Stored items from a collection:
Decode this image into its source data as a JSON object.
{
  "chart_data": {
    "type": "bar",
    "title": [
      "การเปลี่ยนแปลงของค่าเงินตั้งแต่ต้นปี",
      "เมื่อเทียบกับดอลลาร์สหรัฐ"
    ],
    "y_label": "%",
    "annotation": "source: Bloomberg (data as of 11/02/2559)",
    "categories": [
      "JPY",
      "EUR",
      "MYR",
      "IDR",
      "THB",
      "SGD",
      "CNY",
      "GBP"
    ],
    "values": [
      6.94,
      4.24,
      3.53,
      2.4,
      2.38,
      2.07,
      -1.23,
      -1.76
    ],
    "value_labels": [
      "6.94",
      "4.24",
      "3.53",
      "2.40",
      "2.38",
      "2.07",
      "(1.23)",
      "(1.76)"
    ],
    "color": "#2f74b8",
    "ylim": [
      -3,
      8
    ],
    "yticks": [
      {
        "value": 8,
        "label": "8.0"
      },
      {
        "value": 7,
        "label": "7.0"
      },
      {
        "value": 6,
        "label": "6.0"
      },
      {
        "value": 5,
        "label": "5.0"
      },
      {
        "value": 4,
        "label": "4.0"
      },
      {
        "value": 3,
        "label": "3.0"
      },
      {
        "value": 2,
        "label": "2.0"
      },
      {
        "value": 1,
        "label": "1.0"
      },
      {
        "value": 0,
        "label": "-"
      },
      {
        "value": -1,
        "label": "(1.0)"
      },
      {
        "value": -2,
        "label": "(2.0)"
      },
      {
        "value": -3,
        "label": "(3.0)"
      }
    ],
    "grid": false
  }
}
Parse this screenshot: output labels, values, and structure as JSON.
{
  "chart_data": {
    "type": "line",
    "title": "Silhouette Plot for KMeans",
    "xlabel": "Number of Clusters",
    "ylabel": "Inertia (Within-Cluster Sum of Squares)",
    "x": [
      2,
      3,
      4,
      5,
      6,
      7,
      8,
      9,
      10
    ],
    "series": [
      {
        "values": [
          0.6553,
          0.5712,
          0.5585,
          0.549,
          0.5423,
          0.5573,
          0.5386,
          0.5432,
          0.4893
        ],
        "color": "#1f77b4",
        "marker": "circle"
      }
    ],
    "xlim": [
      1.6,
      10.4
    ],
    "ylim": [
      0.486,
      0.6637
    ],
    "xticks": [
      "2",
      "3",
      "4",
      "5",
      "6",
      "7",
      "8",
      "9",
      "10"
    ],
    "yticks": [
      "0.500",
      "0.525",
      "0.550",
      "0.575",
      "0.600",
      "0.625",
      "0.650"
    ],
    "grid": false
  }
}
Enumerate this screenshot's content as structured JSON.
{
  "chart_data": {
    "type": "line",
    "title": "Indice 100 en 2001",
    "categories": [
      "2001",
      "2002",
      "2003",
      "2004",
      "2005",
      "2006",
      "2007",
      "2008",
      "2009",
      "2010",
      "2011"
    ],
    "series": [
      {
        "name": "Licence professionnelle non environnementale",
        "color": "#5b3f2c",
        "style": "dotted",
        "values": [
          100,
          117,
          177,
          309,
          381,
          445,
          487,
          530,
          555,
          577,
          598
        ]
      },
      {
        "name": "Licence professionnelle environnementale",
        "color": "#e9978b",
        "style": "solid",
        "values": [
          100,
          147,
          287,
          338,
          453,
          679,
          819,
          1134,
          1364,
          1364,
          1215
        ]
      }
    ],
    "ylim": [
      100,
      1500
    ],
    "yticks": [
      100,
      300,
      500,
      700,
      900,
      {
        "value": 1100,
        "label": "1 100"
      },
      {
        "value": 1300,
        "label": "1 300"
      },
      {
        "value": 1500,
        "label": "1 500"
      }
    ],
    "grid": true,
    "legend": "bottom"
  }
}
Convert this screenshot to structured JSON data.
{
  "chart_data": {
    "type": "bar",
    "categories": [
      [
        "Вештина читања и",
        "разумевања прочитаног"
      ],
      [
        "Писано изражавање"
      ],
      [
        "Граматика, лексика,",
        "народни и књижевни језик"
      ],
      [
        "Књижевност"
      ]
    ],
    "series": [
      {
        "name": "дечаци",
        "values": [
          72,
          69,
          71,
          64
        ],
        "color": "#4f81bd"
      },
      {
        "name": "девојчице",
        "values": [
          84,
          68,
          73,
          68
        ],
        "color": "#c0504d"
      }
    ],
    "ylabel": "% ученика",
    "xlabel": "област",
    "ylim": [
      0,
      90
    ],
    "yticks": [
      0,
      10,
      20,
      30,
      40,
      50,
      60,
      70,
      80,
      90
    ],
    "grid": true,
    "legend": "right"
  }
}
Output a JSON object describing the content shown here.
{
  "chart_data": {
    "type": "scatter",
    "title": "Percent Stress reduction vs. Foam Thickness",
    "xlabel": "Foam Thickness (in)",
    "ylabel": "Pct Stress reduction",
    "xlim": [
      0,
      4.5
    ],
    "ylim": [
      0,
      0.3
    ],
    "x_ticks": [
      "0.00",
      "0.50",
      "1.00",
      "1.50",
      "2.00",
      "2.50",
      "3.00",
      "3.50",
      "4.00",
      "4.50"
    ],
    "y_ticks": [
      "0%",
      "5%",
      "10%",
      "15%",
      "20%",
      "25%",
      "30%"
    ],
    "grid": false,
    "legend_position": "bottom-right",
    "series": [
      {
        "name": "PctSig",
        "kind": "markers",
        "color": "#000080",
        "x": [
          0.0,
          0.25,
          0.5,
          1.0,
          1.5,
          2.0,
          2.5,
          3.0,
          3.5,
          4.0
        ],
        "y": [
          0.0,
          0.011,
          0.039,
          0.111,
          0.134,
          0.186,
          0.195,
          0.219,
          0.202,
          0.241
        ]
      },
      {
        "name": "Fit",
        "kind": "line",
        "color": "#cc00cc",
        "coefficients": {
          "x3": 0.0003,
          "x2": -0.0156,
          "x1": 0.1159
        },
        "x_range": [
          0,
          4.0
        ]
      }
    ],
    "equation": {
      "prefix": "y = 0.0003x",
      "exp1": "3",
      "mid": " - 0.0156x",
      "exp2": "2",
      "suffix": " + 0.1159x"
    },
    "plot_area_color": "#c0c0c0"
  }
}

• What you should do:
What is the number of lines in this listing that contain the word "ylabel"? Answer with that number and nothing else.

• Output:
3